Intelligenza artificiale: opportunità o rischio per la medicina italiana?

Sfide etiche e tecnologiche dell’IA. Ne parla Antonio Iavarone, cervello italiano al centro oncologico di Miami: ecco come l'Italia può evitare di restare indietro

di PATRIZIA TOSSI
1 febbraio 2025
Intelligenza artificiale: rischi o opportunità?

Intelligenza artificiale: rischi o opportunità?

Intelligenza artificiale, la rivoluzione entra in campo anche nella medicina. Dall’avatar che ‘opera’ col chirurgo in sala operatoria all’algoritmo che prevede le cadute dei malati di Parkinson o i gemelli digitali per monitorare cure e diagnosi, l’uso della tecnologia per la salute dei pazienti fa ancora paura.

“Possiamo restare utilizzatori passivi di algoritmi sviluppati da altri o diventare componenti attivi della realizzazione di una promessa”, rassicura Antonio Iavarone, cervello italiano in forze negli Usa. Il vicedirettore del centro oncologico di Miami, polo di eccellenza nel Sud della Florida, mette in guardia sul rischio di non investire sullo sviluppo di questa opportunità.

La circolazione dei cervelli, sottolinea il medico e ricercatore, è “fondamentale: l’IA, più di qualunque altro settore, richiede competenze multidisciplinari. E quando scienziati che parlano linguaggi diversi cominciano a capirsi si possono fare cose fantastiche insieme".  

Perché non bisogna avere paura dell’IA

“Nell'intelligenza artificiale, come in qualunque campo della ricerca più innovativa - ha spiegato Antonio Iavarone intervenendo sul tema dell’IA all'Università Giustino Fortunato di Benevento - i medici e gli scienziati sono i protagonisti. Sono loro che dirigono l'uso di qualunque sistema computazionale. L'Ai non è nient'altro che l'uso di macchine e computer per effettuare funzioni che normalmente vengono fatte dagli esseri umani, come l'interpretazione razionale dei dati, la capacità di capire pattern e fare, per esempio in medicina, diagnosi accurate”.

*Record estratti*:
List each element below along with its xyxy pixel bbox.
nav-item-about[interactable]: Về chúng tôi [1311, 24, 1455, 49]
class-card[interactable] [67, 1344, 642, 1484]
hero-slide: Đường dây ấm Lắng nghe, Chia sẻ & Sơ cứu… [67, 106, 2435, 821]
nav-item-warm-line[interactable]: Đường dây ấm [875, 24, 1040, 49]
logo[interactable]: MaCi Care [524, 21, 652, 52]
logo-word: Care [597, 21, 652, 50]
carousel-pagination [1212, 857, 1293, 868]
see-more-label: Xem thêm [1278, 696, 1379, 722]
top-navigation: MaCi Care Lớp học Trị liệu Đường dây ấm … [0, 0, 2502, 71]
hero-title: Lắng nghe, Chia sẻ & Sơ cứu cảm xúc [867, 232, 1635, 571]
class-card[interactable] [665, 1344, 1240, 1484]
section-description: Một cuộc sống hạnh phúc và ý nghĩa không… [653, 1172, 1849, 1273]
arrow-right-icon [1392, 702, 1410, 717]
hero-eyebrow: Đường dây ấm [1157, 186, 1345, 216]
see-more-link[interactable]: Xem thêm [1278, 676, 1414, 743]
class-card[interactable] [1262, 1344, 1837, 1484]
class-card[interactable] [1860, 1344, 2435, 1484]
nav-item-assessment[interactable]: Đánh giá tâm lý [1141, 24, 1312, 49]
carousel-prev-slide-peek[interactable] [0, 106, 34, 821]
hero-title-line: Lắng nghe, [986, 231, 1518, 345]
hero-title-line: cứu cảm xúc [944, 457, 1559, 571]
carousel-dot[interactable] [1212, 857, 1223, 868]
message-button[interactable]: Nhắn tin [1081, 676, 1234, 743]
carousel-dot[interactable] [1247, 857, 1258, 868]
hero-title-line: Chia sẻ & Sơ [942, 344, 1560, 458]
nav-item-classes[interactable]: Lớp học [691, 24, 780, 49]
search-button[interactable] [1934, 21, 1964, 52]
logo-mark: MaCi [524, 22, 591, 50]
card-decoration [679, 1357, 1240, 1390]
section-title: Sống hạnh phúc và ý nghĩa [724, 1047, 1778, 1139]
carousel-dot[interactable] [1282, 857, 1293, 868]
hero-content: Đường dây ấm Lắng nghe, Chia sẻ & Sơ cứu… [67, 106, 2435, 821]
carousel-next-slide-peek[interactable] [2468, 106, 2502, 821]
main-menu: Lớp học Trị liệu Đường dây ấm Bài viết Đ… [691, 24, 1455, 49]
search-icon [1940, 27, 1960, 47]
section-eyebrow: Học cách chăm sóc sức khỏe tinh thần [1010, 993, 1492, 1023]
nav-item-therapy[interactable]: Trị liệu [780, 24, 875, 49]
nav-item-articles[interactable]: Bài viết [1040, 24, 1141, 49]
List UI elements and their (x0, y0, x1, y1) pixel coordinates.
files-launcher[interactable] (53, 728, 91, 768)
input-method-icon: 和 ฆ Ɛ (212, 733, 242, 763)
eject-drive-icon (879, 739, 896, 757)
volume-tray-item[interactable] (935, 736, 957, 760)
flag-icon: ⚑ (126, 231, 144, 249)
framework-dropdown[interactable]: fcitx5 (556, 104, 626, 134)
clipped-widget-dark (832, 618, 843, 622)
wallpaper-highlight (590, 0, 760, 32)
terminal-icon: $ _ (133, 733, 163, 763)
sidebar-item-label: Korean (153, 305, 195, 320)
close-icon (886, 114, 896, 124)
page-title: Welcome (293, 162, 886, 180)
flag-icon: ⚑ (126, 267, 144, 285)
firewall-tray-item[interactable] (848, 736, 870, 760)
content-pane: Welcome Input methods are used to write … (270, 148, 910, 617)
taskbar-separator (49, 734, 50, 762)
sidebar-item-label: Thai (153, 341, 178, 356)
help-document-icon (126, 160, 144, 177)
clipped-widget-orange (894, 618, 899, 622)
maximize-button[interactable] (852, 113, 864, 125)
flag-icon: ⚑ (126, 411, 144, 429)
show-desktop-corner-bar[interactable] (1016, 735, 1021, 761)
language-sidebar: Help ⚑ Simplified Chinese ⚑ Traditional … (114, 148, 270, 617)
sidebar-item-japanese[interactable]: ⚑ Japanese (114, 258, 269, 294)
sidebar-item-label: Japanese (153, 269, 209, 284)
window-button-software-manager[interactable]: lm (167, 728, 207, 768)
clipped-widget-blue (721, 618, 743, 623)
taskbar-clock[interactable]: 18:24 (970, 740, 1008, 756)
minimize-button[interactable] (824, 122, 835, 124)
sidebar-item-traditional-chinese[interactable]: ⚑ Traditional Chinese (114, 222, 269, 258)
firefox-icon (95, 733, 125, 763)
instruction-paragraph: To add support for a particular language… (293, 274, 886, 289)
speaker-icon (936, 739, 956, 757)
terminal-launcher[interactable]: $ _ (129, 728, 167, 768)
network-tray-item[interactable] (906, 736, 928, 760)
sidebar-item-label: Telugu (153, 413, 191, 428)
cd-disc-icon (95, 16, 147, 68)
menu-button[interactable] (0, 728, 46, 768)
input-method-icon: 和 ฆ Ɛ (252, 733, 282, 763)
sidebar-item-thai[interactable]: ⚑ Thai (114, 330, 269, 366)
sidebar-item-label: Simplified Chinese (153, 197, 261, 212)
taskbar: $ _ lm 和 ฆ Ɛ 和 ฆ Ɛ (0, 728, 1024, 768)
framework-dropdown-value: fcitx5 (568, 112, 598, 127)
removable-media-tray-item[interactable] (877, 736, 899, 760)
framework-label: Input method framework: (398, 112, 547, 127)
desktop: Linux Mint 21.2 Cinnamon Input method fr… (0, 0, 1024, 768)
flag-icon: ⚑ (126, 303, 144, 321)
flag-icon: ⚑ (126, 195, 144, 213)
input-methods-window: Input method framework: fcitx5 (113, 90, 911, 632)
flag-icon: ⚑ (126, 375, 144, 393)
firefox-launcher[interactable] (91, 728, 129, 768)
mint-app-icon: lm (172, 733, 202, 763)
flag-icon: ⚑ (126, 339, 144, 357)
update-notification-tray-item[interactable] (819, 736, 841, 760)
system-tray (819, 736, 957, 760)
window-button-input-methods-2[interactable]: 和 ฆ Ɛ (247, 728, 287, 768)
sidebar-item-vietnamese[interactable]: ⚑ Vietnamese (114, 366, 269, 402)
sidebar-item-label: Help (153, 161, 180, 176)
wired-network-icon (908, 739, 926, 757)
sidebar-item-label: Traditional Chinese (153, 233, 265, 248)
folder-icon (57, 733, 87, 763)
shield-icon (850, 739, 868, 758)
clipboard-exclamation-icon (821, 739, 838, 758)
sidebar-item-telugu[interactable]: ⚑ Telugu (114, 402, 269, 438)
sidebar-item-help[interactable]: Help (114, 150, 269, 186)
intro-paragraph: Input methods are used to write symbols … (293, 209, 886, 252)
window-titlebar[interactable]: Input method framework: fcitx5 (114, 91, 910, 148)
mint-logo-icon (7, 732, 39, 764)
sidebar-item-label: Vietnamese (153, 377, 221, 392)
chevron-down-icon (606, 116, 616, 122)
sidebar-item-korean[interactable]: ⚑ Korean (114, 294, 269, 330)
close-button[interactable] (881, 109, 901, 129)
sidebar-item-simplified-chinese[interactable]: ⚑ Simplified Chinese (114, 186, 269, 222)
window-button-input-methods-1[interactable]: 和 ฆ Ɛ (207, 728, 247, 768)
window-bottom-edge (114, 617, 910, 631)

*Compito da svolgere*:
Rispondi a queste domande sull'articolo dedicato all'intelligenza artificiale in medicina:
(a) Chi firma l'articolo e in quale data è stato pubblicato?
(b) Quale incarico ricopre Antonio Iavarone presso il centro oncologico di Miami?
(c) In quale università è intervenuto Iavarone sul tema dell'IA?
I record non hanno alcun legame con l'articolo.

*Risposta al problema*:
(a) Patrizia Tossi, 1 febbraio 2025.
(b) È il vicedirettore.
(c) All'Università Giustino Fortunato di Benevento.